## Stated problem
Rewrite the stretch of the records from the line containing "keyboard-key[interactable]: 104 (554, 246, 578, 270)" through the line containing "toolbar-button[interactable] (709, 189, 737, 213)" as a numbered list, leaving out any blank lines.

## Information given

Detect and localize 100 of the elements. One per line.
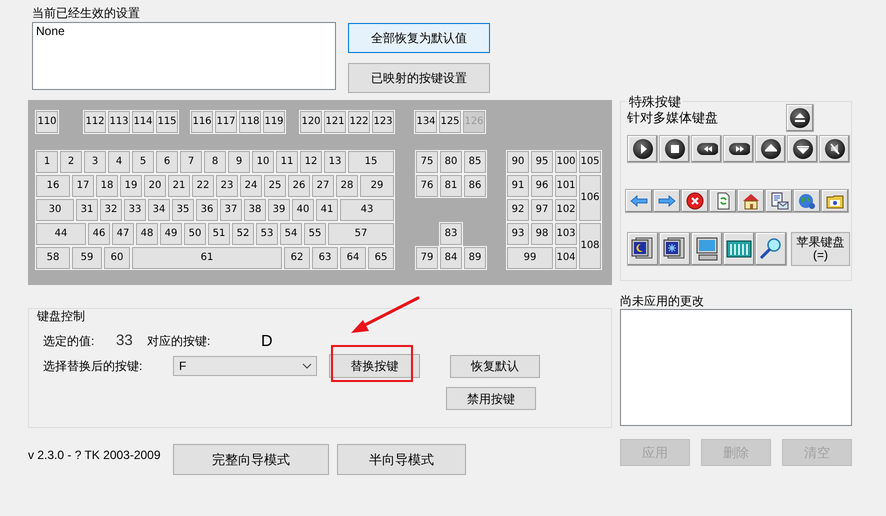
keyboard-key[interactable]: 104 (554, 246, 578, 270)
keyboard-key[interactable]: 84 (439, 246, 463, 270)
keyboard-key[interactable]: 21 (167, 174, 191, 198)
keyboard-key[interactable]: 38 (243, 198, 267, 222)
keyboard-key[interactable]: 85 (463, 150, 487, 174)
toolbar-button[interactable] (737, 189, 765, 213)
keyboard-key[interactable]: 125 (438, 110, 462, 134)
keyboard-key[interactable]: 95 (530, 150, 554, 174)
keyboard-key[interactable]: 122 (347, 110, 371, 134)
media-button[interactable] (787, 135, 818, 163)
keyboard-key[interactable]: 123 (371, 110, 395, 134)
keyboard-key[interactable]: 30 (35, 198, 75, 222)
keyboard-key[interactable]: 97 (530, 198, 554, 222)
toolbar-button[interactable] (709, 189, 737, 213)
restore-default-button[interactable]: 恢复默认 (450, 354, 540, 378)
keyboard-key[interactable]: 62 (283, 246, 311, 270)
keyboard-key[interactable]: 53 (255, 222, 279, 246)
keyboard-key[interactable]: 92 (506, 198, 530, 222)
keyboard-key[interactable]: 41 (315, 198, 339, 222)
keyboard-key[interactable]: 99 (506, 246, 554, 270)
keyboard-key[interactable]: 83 (439, 222, 463, 246)
media-button[interactable] (819, 135, 850, 163)
keyboard-key[interactable]: 43 (339, 198, 395, 222)
keyboard-key[interactable]: 7 (179, 150, 203, 174)
key-dropdown[interactable]: F (173, 356, 317, 376)
mapped-keys-button[interactable]: 已映射的按键设置 (348, 63, 490, 93)
keyboard-key[interactable]: 118 (238, 110, 262, 134)
keyboard-key[interactable]: 2 (59, 150, 83, 174)
keyboard-key[interactable]: 63 (311, 246, 339, 270)
keyboard-key[interactable]: 134 (414, 110, 438, 134)
keyboard-key[interactable]: 119 (262, 110, 286, 134)
toolbar-button[interactable] (681, 189, 709, 213)
keyboard-key[interactable]: 57 (327, 222, 395, 246)
media-button[interactable] (691, 135, 722, 163)
keyboard-key[interactable]: 91 (506, 174, 530, 198)
keyboard-key[interactable]: 19 (119, 174, 143, 198)
keyboard-key[interactable]: 29 (359, 174, 395, 198)
keyboard-key[interactable]: 75 (415, 150, 439, 174)
toolbar-button[interactable] (821, 189, 849, 213)
keyboard-key[interactable]: 15 (347, 150, 395, 174)
apple-keyboard-button[interactable]: 苹果键盘 (=) (791, 232, 850, 266)
half-wizard-button[interactable]: 半向导模式 (337, 444, 466, 475)
keyboard-key[interactable]: 40 (291, 198, 315, 222)
toolbar-button[interactable] (765, 189, 793, 213)
keyboard-key[interactable]: 26 (287, 174, 311, 198)
media-button[interactable] (659, 135, 690, 163)
keyboard-key[interactable]: 12 (299, 150, 323, 174)
media-button[interactable] (755, 135, 786, 163)
keyboard-key[interactable]: 98 (530, 222, 554, 246)
keyboard-key[interactable]: 27 (311, 174, 335, 198)
keyboard-key[interactable]: 13 (323, 150, 347, 174)
keyboard-key[interactable]: 47 (111, 222, 135, 246)
keyboard-key[interactable]: 23 (215, 174, 239, 198)
keyboard-key[interactable]: 76 (415, 174, 439, 198)
keyboard-key[interactable]: 17 (71, 174, 95, 198)
keyboard-key[interactable]: 49 (159, 222, 183, 246)
keyboard-key[interactable]: 110 (35, 110, 59, 134)
keyboard-key[interactable]: 93 (506, 222, 530, 246)
keyboard-key[interactable]: 61 (131, 246, 283, 270)
keyboard-key[interactable]: 22 (191, 174, 215, 198)
keyboard-key[interactable]: 81 (439, 174, 463, 198)
keyboard-key[interactable]: 100 (554, 150, 578, 174)
keyboard-key[interactable]: 114 (131, 110, 155, 134)
keyboard-key[interactable]: 33 (123, 198, 147, 222)
keyboard-key[interactable]: 44 (35, 222, 87, 246)
keyboard-key[interactable]: 115 (155, 110, 179, 134)
settings-list[interactable]: None (32, 22, 336, 90)
keyboard-key[interactable]: 1 (35, 150, 59, 174)
keyboard-key[interactable]: 39 (267, 198, 291, 222)
keyboard-key[interactable]: 35 (171, 198, 195, 222)
keyboard-key[interactable]: 120 (299, 110, 323, 134)
keyboard-key[interactable]: 101 (554, 174, 578, 198)
toolbar-button[interactable] (793, 189, 821, 213)
keyboard-key[interactable]: 58 (35, 246, 71, 270)
keyboard-key[interactable]: 102 (554, 198, 578, 222)
keyboard-key[interactable]: 32 (99, 198, 123, 222)
toolbar-button[interactable] (691, 232, 723, 266)
disable-key-button[interactable]: 禁用按键 (446, 387, 536, 410)
keyboard-key[interactable]: 36 (195, 198, 219, 222)
keyboard-key[interactable]: 121 (323, 110, 347, 134)
keyboard-key[interactable]: 4 (107, 150, 131, 174)
keyboard-key[interactable]: 18 (95, 174, 119, 198)
keyboard-key[interactable]: 90 (506, 150, 530, 174)
keyboard-key[interactable]: 5 (131, 150, 155, 174)
restore-defaults-button[interactable]: 全部恢复为默认值 (348, 23, 490, 53)
keyboard-key[interactable]: 46 (87, 222, 111, 246)
keyboard-key[interactable]: 112 (83, 110, 107, 134)
full-wizard-button[interactable]: 完整向导模式 (173, 444, 329, 475)
keyboard-key[interactable]: 105 (578, 150, 602, 174)
keyboard-key[interactable]: 11 (275, 150, 299, 174)
keyboard-key[interactable]: 52 (231, 222, 255, 246)
keyboard-key[interactable]: 48 (135, 222, 159, 246)
keyboard-key[interactable]: 54 (279, 222, 303, 246)
keyboard-key[interactable]: 55 (303, 222, 327, 246)
keyboard-key[interactable]: 10 (251, 150, 275, 174)
keyboard-key[interactable]: 16 (35, 174, 71, 198)
toolbar-button[interactable] (755, 232, 787, 266)
keyboard-key[interactable]: 24 (239, 174, 263, 198)
keyboard-key[interactable]: 106 (578, 174, 602, 222)
keyboard-key[interactable]: 64 (339, 246, 367, 270)
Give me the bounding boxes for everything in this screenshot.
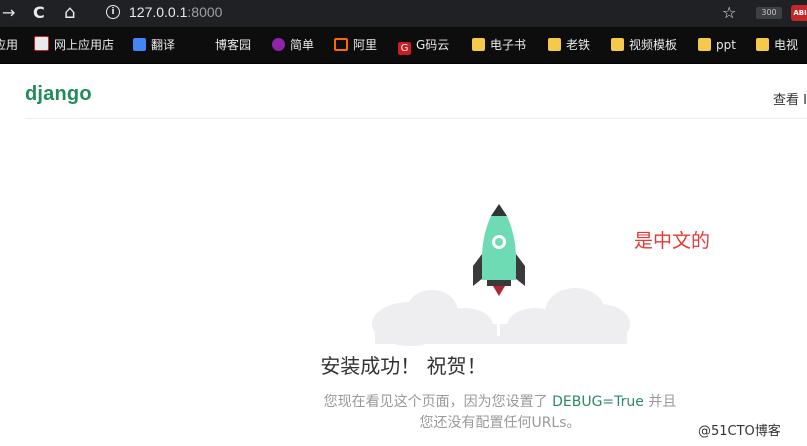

## Written solution
1. keyboard-key[interactable]: 104 (554, 246, 578, 270)
2. keyboard-key[interactable]: 84 (439, 246, 463, 270)
3. keyboard-key[interactable]: 21 (167, 174, 191, 198)
4. keyboard-key[interactable]: 38 (243, 198, 267, 222)
5. keyboard-key[interactable]: 85 (463, 150, 487, 174)
6. toolbar-button[interactable] (737, 189, 765, 213)
7. keyboard-key[interactable]: 125 (438, 110, 462, 134)
8. keyboard-key[interactable]: 95 (530, 150, 554, 174)
9. keyboard-key[interactable]: 122 (347, 110, 371, 134)
10. media-button[interactable] (787, 135, 818, 163)
11. keyboard-key[interactable]: 123 (371, 110, 395, 134)
12. keyboard-key[interactable]: 30 (35, 198, 75, 222)
13. keyboard-key[interactable]: 97 (530, 198, 554, 222)
14. toolbar-button[interactable] (709, 189, 737, 213)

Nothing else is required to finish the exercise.